| The exercise |
Your task is to give the listing below back word for word, pictures excluded.

>> start

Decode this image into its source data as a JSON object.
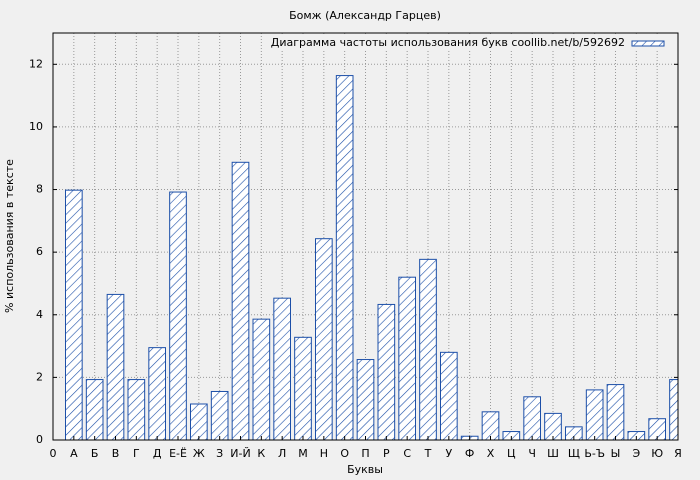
{
  "chart_data": {
    "type": "bar",
    "title": "Бомж (Александр Гарцев)",
    "xlabel": "Буквы",
    "ylabel": "% использования в тексте",
    "x": [
      1,
      2,
      3,
      4,
      5,
      6,
      7,
      8,
      9,
      10,
      11,
      12,
      13,
      14,
      15,
      16,
      17,
      18,
      19,
      20,
      21,
      22,
      23,
      24,
      25,
      26,
      27,
      28,
      29,
      30
    ],
    "series": [
      {
        "name": "Диаграмма частоты использования букв coollib.net/b/592692",
        "color": "#1c4fa8",
        "values": [
          7.98,
          1.93,
          4.65,
          1.93,
          2.95,
          7.92,
          1.15,
          1.55,
          8.87,
          3.86,
          4.53,
          3.28,
          6.43,
          11.64,
          2.57,
          4.33,
          5.2,
          5.77,
          2.8,
          0.12,
          0.9,
          0.27,
          1.38,
          0.85,
          0.42,
          1.6,
          1.77,
          0.27,
          0.68,
          1.93
        ]
      }
    ],
    "xlim": [
      0,
      30
    ],
    "xticks": [
      {
        "value": 0,
        "label": "0"
      },
      {
        "value": 1,
        "label": "А"
      },
      {
        "value": 2,
        "label": "Б"
      },
      {
        "value": 3,
        "label": "В"
      },
      {
        "value": 4,
        "label": "Г"
      },
      {
        "value": 5,
        "label": "Д"
      },
      {
        "value": 6,
        "label": "Е-Ё"
      },
      {
        "value": 7,
        "label": "Ж"
      },
      {
        "value": 8,
        "label": "З"
      },
      {
        "value": 9,
        "label": "И-Й"
      },
      {
        "value": 10,
        "label": "К"
      },
      {
        "value": 11,
        "label": "Л"
      },
      {
        "value": 12,
        "label": "М"
      },
      {
        "value": 13,
        "label": "Н"
      },
      {
        "value": 14,
        "label": "О"
      },
      {
        "value": 15,
        "label": "П"
      },
      {
        "value": 16,
        "label": "Р"
      },
      {
        "value": 17,
        "label": "С"
      },
      {
        "value": 18,
        "label": "Т"
      },
      {
        "value": 19,
        "label": "У"
      },
      {
        "value": 20,
        "label": "Ф"
      },
      {
        "value": 21,
        "label": "Х"
      },
      {
        "value": 22,
        "label": "Ц"
      },
      {
        "value": 23,
        "label": "Ч"
      },
      {
        "value": 24,
        "label": "Ш"
      },
      {
        "value": 25,
        "label": "Щ"
      },
      {
        "value": 26,
        "label": "Ь-Ъ"
      },
      {
        "value": 27,
        "label": "Ы"
      },
      {
        "value": 28,
        "label": "Э"
      },
      {
        "value": 29,
        "label": "Ю"
      },
      {
        "value": 30,
        "label": "Я"
      }
    ],
    "ylim": [
      0,
      13
    ],
    "yticks": [
      0,
      2,
      4,
      6,
      8,
      10,
      12
    ],
    "grid": true,
    "legend": "upper-right"
  }
}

>> end

| Response |
Decode this image into its source data as a JSON object.
{
  "chart_data": {
    "type": "bar",
    "title": "Бомж (Александр Гарцев)",
    "xlabel": "Буквы",
    "ylabel": "% использования в тексте",
    "x": [
      1,
      2,
      3,
      4,
      5,
      6,
      7,
      8,
      9,
      10,
      11,
      12,
      13,
      14,
      15,
      16,
      17,
      18,
      19,
      20,
      21,
      22,
      23,
      24,
      25,
      26,
      27,
      28,
      29,
      30
    ],
    "series": [
      {
        "name": "Диаграмма частоты использования букв coollib.net/b/592692",
        "color": "#1c4fa8",
        "values": [
          7.98,
          1.93,
          4.65,
          1.93,
          2.95,
          7.92,
          1.15,
          1.55,
          8.87,
          3.86,
          4.53,
          3.28,
          6.43,
          11.64,
          2.57,
          4.33,
          5.2,
          5.77,
          2.8,
          0.12,
          0.9,
          0.27,
          1.38,
          0.85,
          0.42,
          1.6,
          1.77,
          0.27,
          0.68,
          1.93
        ]
      }
    ],
    "xlim": [
      0,
      30
    ],
    "xticks": [
      {
        "value": 0,
        "label": "0"
      },
      {
        "value": 1,
        "label": "А"
      },
      {
        "value": 2,
        "label": "Б"
      },
      {
        "value": 3,
        "label": "В"
      },
      {
        "value": 4,
        "label": "Г"
      },
      {
        "value": 5,
        "label": "Д"
      },
      {
        "value": 6,
        "label": "Е-Ё"
      },
      {
        "value": 7,
        "label": "Ж"
      },
      {
        "value": 8,
        "label": "З"
      },
      {
        "value": 9,
        "label": "И-Й"
      },
      {
        "value": 10,
        "label": "К"
      },
      {
        "value": 11,
        "label": "Л"
      },
      {
        "value": 12,
        "label": "М"
      },
      {
        "value": 13,
        "label": "Н"
      },
      {
        "value": 14,
        "label": "О"
      },
      {
        "value": 15,
        "label": "П"
      },
      {
        "value": 16,
        "label": "Р"
      },
      {
        "value": 17,
        "label": "С"
      },
      {
        "value": 18,
        "label": "Т"
      },
      {
        "value": 19,
        "label": "У"
      },
      {
        "value": 20,
        "label": "Ф"
      },
      {
        "value": 21,
        "label": "Х"
      },
      {
        "value": 22,
        "label": "Ц"
      },
      {
        "value": 23,
        "label": "Ч"
      },
      {
        "value": 24,
        "label": "Ш"
      },
      {
        "value": 25,
        "label": "Щ"
      },
      {
        "value": 26,
        "label": "Ь-Ъ"
      },
      {
        "value": 27,
        "label": "Ы"
      },
      {
        "value": 28,
        "label": "Э"
      },
      {
        "value": 29,
        "label": "Ю"
      },
      {
        "value": 30,
        "label": "Я"
      }
    ],
    "ylim": [
      0,
      13
    ],
    "yticks": [
      0,
      2,
      4,
      6,
      8,
      10,
      12
    ],
    "grid": true,
    "legend": "upper-right"
  }
}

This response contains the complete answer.